- **AIM**:
Copy every line of the listing that holds the string "American".

(Data records)
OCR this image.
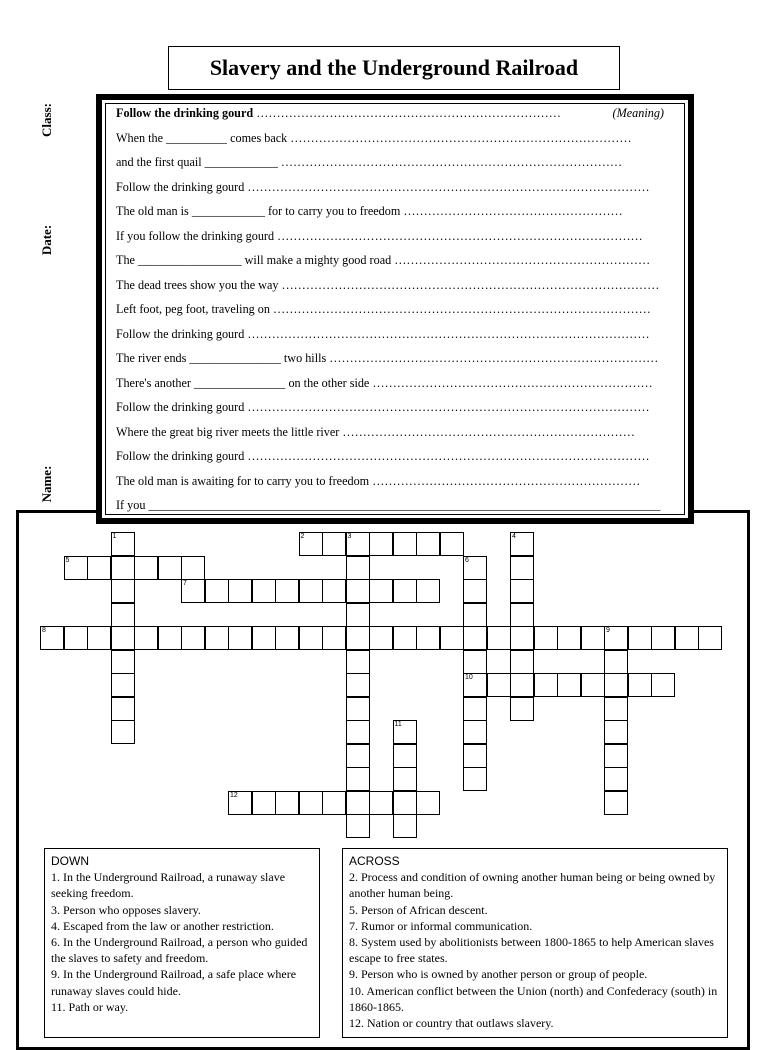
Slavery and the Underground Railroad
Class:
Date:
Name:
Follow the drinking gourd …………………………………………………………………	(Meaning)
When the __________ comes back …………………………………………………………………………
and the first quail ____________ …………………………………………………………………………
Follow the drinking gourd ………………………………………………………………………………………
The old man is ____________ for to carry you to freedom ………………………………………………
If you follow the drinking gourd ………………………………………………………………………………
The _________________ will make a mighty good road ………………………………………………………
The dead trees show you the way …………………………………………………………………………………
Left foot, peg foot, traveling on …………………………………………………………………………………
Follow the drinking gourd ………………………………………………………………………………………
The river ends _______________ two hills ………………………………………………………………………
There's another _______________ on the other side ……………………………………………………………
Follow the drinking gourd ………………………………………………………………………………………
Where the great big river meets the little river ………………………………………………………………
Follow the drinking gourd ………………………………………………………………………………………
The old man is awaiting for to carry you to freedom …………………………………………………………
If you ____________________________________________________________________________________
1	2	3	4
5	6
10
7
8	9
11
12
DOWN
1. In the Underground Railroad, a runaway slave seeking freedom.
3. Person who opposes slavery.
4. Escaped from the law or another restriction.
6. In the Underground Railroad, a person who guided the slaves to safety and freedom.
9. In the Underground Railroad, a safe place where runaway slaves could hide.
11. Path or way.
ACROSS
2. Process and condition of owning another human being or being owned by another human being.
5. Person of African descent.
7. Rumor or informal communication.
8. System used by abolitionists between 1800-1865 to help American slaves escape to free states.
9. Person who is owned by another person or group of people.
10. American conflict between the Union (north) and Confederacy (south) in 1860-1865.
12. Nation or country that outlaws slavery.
* * *
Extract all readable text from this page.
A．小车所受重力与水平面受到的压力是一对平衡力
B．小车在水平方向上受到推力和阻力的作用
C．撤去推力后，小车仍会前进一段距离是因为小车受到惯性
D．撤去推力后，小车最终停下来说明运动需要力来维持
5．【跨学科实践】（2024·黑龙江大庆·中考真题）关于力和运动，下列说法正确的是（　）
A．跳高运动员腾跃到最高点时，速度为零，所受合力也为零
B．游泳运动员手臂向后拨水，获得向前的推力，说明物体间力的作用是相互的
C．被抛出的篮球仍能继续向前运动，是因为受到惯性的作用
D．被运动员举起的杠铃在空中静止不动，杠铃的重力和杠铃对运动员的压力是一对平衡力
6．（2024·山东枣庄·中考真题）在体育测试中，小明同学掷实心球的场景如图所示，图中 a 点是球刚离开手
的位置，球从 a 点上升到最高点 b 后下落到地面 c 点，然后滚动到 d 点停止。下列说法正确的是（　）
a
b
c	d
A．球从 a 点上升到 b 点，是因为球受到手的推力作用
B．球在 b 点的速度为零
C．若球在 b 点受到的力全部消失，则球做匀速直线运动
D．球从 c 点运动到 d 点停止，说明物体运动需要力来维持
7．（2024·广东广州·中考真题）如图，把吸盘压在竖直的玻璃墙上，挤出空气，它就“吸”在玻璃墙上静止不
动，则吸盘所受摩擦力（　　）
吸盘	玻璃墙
==
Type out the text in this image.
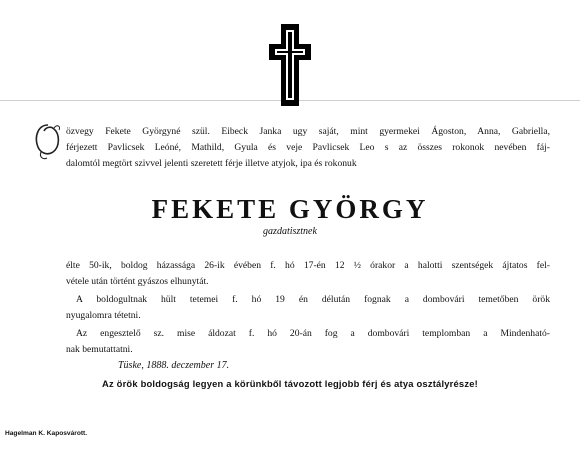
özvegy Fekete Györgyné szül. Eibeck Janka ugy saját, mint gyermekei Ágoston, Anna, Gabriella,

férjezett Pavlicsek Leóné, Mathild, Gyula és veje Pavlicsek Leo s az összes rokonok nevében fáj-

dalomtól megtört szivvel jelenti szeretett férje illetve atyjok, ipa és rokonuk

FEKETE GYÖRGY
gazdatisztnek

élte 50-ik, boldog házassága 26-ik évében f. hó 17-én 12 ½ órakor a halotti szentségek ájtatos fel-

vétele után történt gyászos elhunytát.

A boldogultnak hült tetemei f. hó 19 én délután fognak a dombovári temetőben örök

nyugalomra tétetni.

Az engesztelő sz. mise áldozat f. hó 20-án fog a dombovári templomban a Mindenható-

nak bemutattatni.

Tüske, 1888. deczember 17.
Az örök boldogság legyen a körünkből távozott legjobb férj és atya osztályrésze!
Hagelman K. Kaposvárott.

- **SOLUTION TO THIS EXERCISE**:
8. System used by abolitionists between 1800-1865 to help American slaves escape to free states.
10. American conflict between the Union (north) and Confederacy (south) in 1860-1865.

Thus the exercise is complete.